# PROBLEM
Select and reproduce each line of the listing below that bears the string "инновационной".

# Data records
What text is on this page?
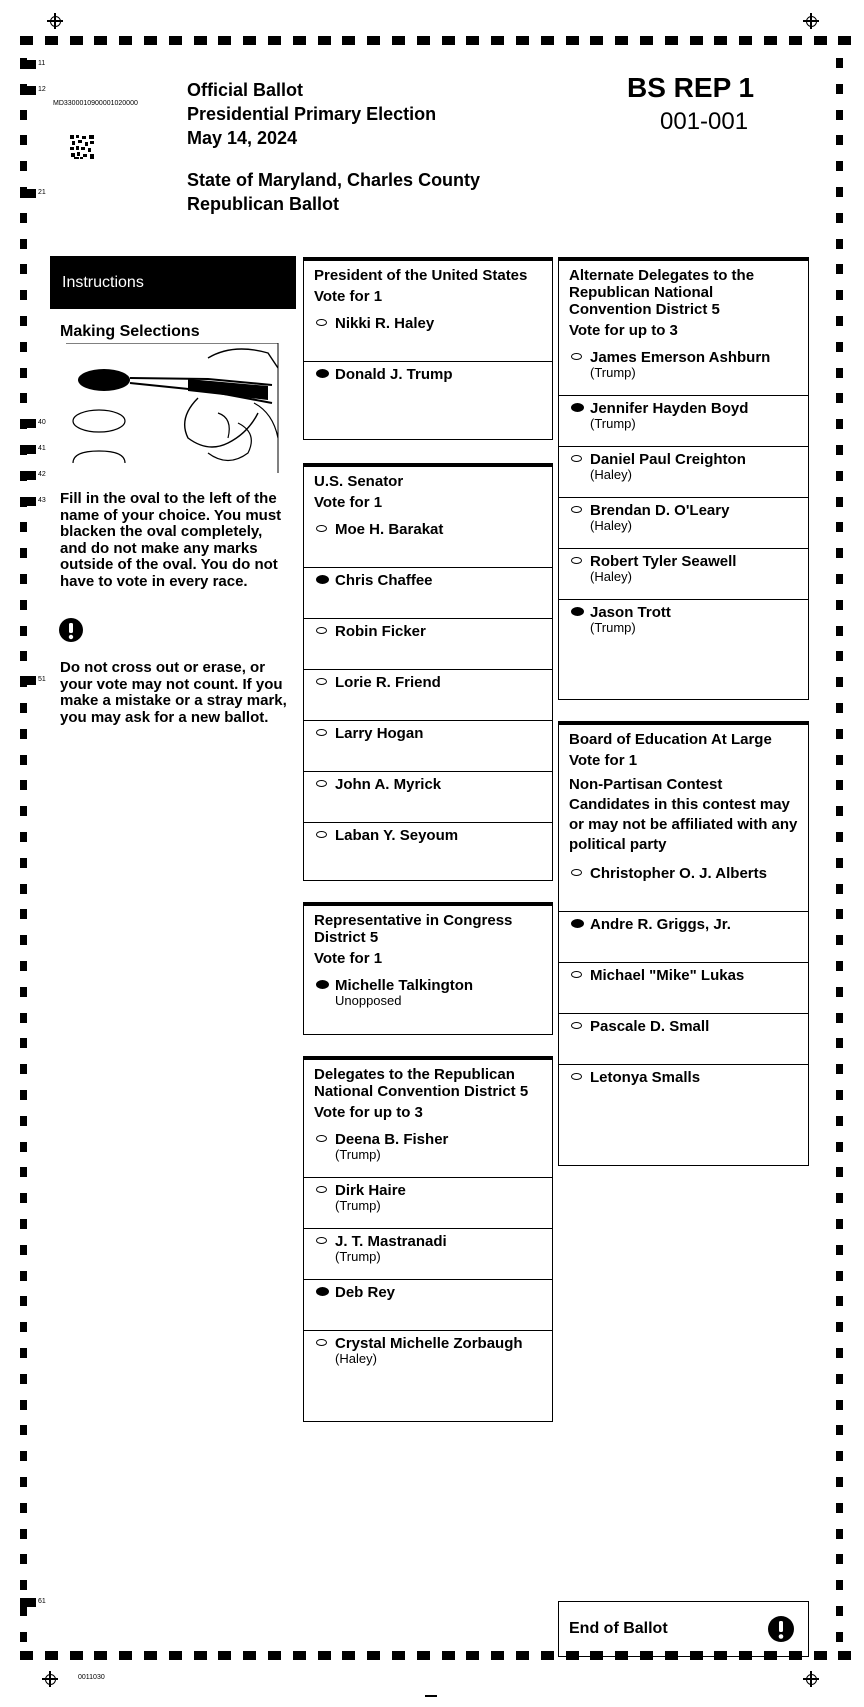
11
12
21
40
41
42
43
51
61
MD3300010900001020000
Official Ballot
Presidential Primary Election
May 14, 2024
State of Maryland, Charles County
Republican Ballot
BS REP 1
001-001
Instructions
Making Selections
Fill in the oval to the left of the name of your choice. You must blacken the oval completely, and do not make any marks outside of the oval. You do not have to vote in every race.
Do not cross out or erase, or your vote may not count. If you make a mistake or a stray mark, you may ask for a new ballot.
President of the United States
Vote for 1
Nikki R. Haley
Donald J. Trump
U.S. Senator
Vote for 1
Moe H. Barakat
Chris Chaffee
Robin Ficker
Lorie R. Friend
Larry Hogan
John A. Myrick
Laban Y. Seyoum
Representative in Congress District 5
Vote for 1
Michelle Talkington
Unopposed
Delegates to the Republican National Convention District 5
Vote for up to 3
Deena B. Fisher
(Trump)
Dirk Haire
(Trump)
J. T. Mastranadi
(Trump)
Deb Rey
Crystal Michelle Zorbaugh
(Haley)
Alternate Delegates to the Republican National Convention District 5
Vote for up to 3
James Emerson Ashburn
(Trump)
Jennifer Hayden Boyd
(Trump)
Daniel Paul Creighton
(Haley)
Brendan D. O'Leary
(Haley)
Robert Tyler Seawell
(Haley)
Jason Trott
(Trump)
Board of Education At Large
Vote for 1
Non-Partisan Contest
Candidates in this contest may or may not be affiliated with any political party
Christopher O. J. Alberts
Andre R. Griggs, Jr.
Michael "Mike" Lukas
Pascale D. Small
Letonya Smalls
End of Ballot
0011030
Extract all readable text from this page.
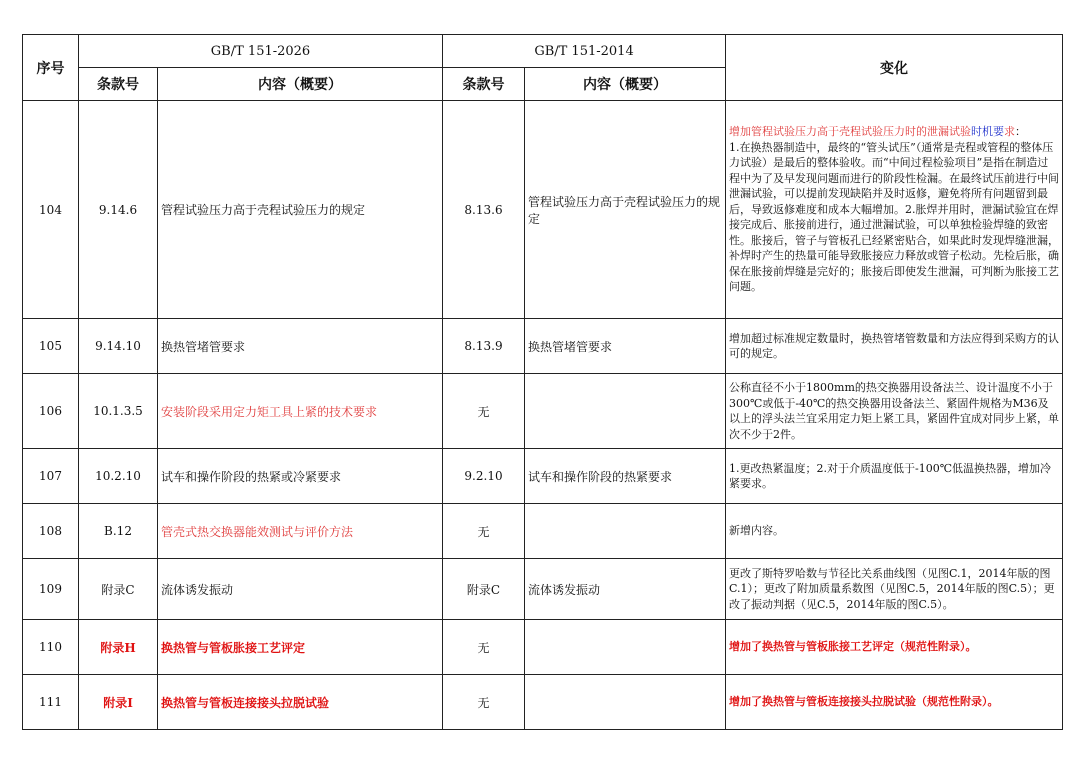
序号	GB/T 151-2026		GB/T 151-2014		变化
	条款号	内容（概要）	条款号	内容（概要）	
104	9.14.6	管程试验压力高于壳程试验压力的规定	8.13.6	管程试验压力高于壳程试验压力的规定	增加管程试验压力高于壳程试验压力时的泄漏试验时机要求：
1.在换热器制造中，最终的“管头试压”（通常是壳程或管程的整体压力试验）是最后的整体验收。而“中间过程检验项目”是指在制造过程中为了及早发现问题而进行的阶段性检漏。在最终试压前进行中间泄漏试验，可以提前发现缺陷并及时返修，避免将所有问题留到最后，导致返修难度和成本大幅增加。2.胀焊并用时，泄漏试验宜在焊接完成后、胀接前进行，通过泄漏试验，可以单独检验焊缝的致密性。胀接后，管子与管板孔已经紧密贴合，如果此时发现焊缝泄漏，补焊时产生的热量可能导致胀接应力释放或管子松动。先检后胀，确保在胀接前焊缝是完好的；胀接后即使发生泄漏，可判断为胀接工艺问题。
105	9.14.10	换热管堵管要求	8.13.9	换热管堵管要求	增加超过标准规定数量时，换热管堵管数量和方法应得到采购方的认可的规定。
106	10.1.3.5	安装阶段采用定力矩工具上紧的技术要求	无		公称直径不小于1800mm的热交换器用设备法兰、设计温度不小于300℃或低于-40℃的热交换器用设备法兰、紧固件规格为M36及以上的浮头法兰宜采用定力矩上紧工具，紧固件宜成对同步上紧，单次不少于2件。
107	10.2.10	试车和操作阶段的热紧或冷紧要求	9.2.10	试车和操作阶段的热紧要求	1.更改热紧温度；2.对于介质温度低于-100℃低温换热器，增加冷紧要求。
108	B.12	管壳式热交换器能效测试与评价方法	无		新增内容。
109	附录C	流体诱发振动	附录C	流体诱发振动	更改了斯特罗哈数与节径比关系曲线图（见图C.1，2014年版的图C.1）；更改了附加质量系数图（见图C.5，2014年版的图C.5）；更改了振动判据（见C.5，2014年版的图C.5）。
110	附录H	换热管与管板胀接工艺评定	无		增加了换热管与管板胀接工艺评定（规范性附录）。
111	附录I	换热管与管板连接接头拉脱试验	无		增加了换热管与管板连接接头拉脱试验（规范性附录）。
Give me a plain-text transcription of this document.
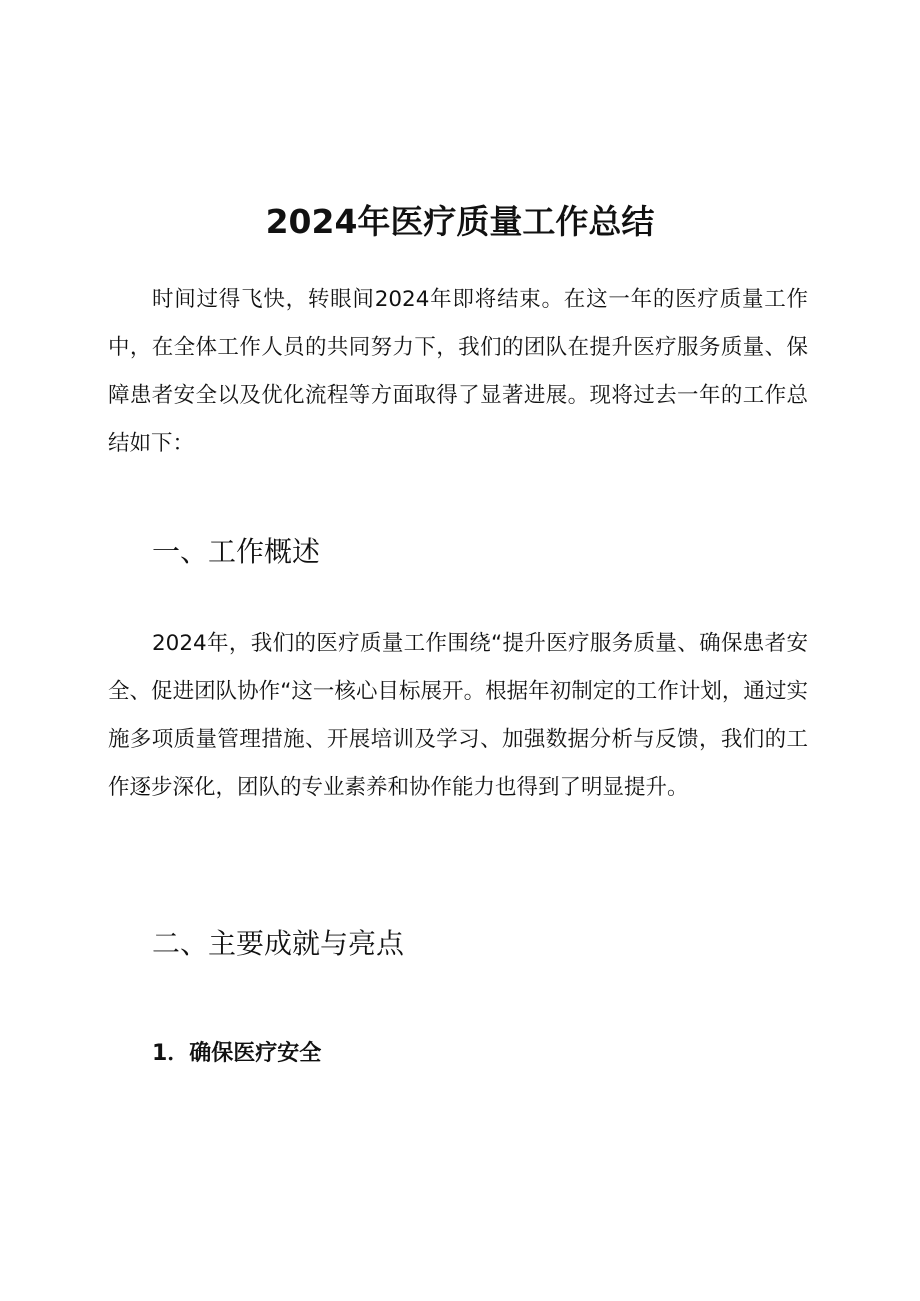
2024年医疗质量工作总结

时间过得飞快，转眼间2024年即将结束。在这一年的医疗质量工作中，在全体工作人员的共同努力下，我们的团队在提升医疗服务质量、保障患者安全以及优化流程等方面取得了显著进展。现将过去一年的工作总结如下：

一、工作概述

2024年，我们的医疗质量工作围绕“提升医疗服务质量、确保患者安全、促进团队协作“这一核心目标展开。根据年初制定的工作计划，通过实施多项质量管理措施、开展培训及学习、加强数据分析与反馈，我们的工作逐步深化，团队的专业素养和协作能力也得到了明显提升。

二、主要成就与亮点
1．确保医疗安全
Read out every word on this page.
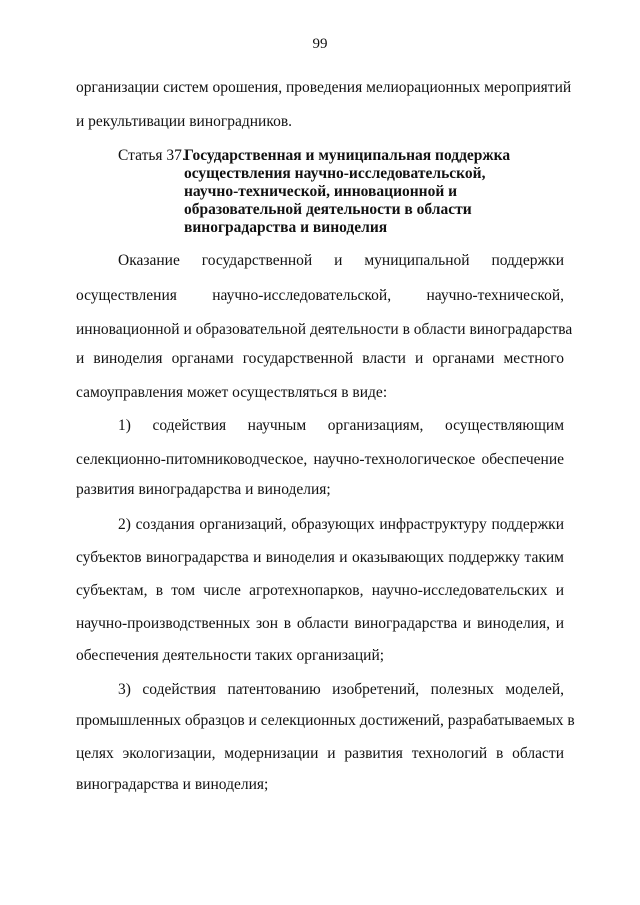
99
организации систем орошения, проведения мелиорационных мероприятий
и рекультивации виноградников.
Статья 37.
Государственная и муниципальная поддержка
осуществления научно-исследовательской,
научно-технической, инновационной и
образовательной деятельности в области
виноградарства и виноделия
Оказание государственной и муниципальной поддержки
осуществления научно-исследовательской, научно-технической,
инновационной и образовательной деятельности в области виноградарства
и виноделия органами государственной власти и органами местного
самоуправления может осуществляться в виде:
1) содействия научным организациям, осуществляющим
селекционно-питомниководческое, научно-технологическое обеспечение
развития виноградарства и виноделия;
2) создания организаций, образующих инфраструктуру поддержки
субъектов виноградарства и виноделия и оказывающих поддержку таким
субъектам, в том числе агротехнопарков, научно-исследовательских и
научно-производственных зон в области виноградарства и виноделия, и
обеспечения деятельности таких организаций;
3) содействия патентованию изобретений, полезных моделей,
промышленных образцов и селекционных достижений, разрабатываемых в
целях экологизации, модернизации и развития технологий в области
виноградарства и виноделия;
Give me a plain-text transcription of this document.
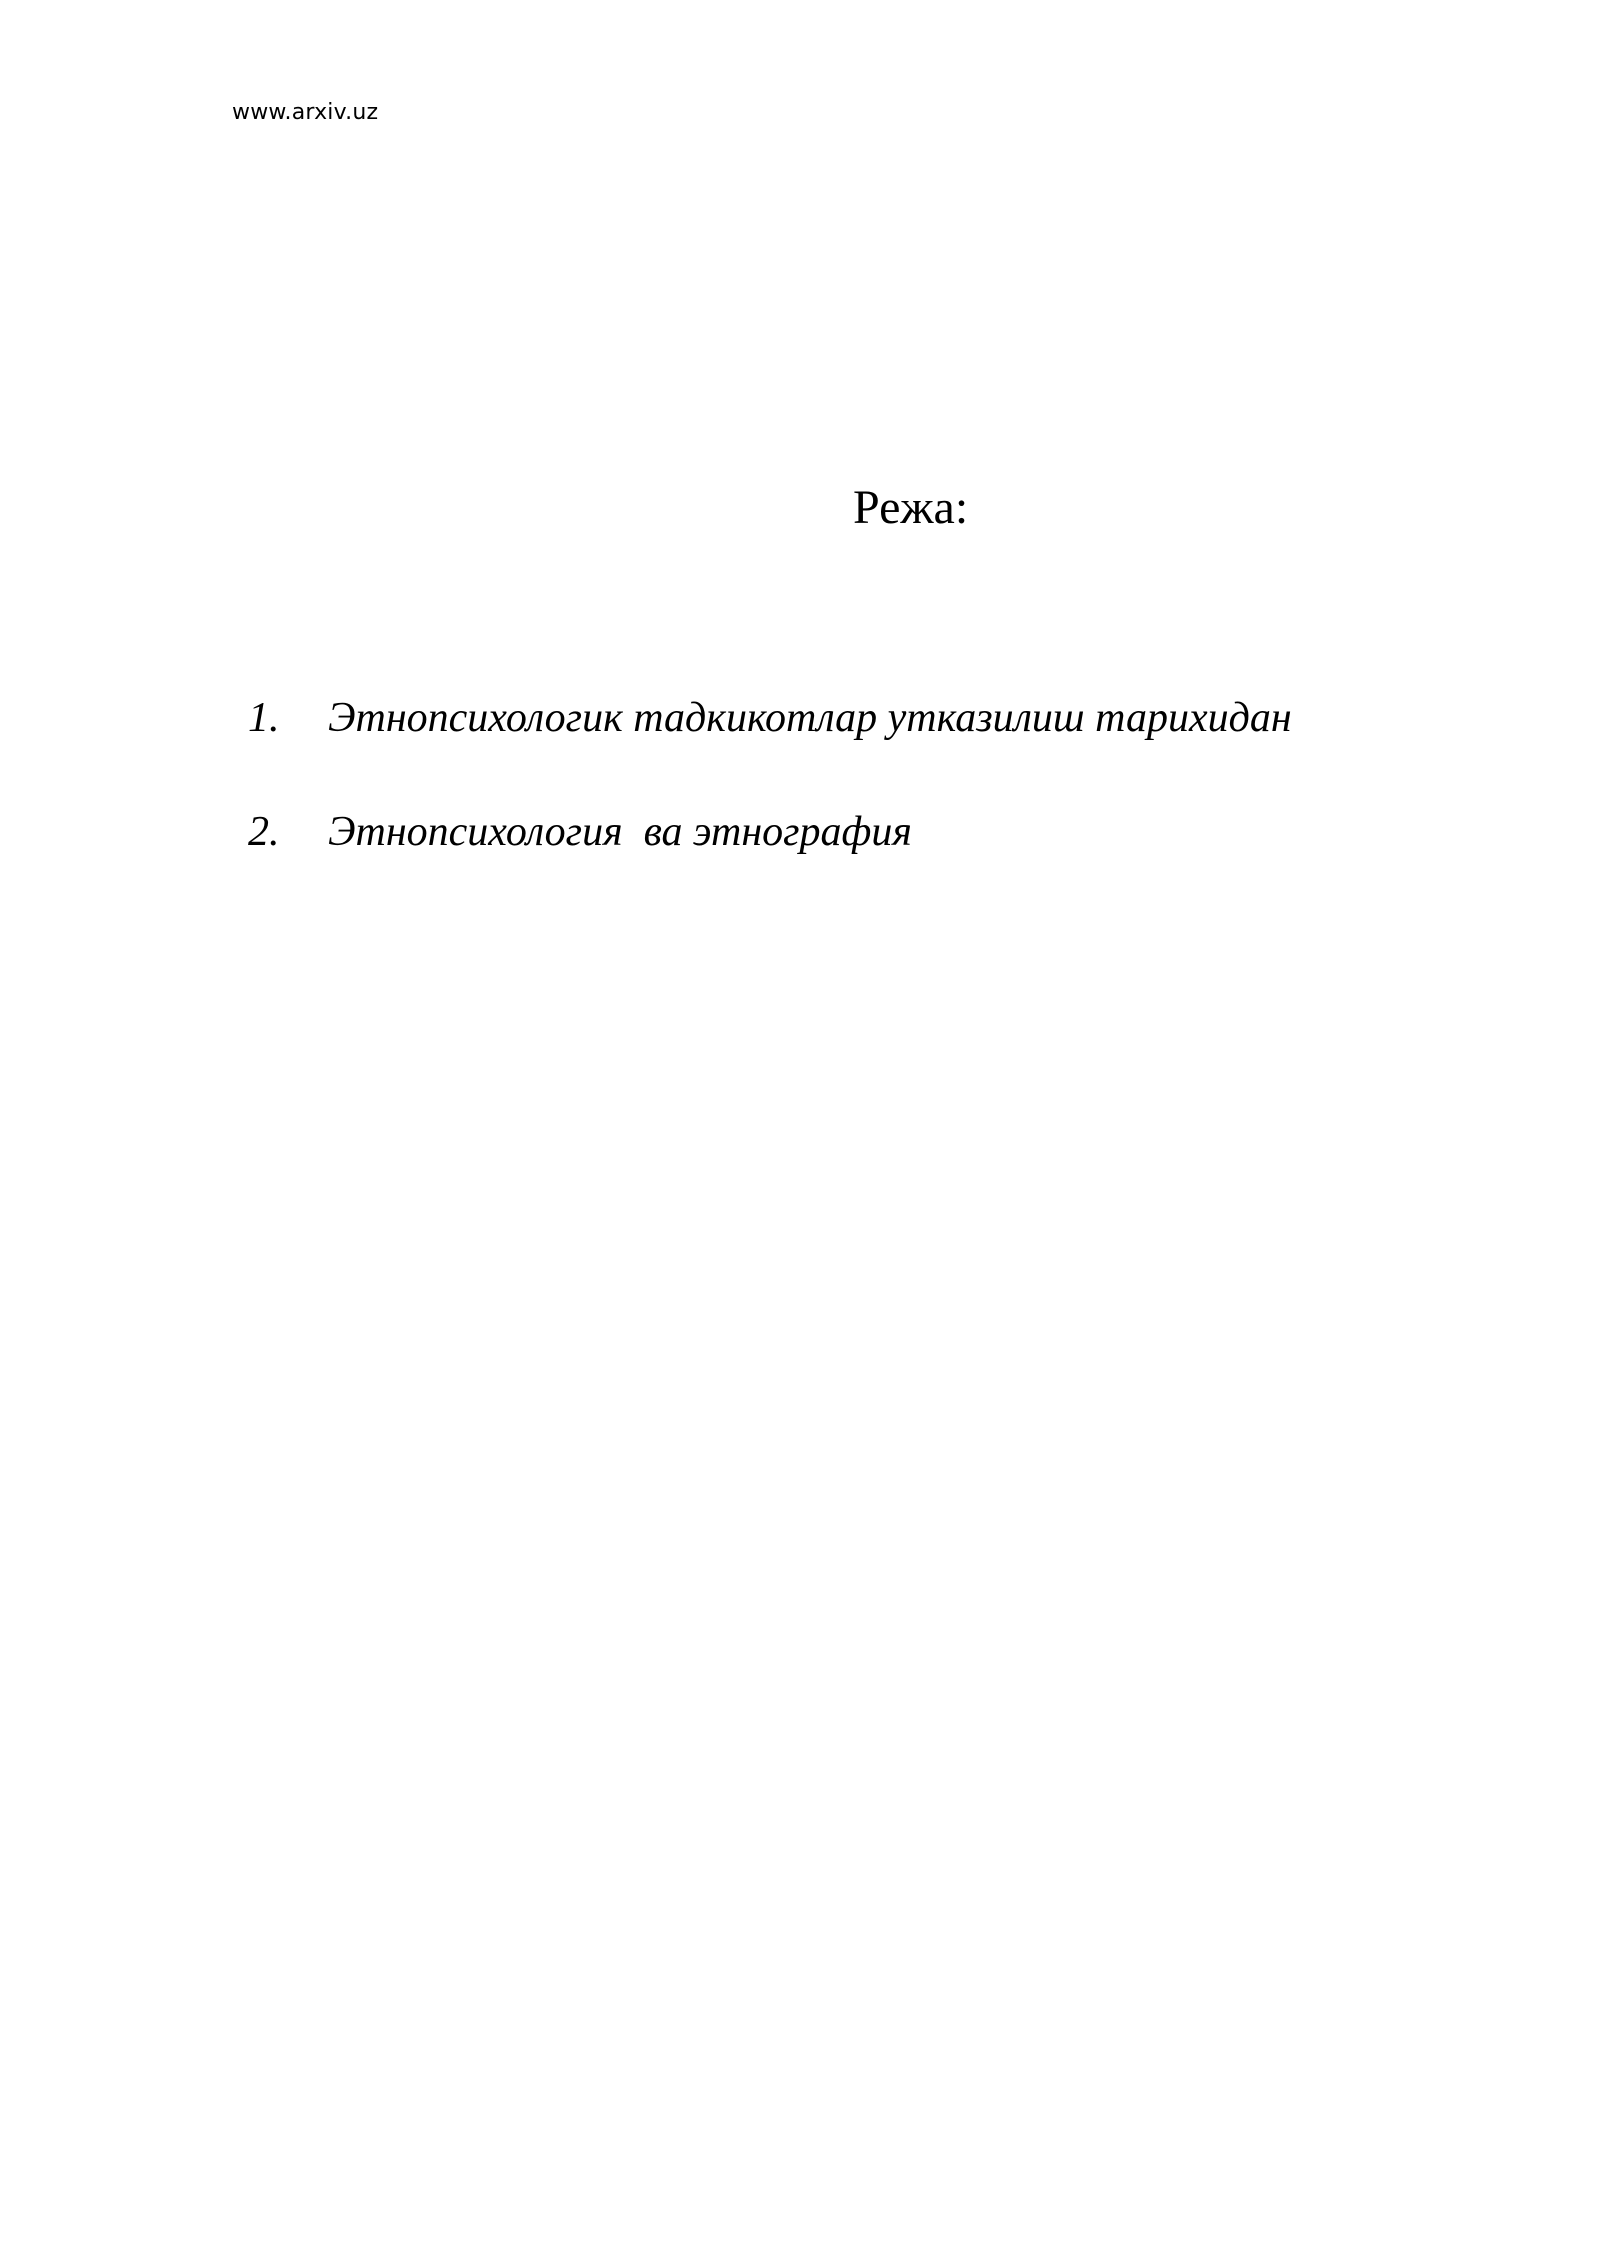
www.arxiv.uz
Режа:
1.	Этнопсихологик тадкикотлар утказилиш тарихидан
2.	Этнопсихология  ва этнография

# CORRECT RESULT
научно-технической, инновационной и
инновационной и образовательной деятельности в области виноградарства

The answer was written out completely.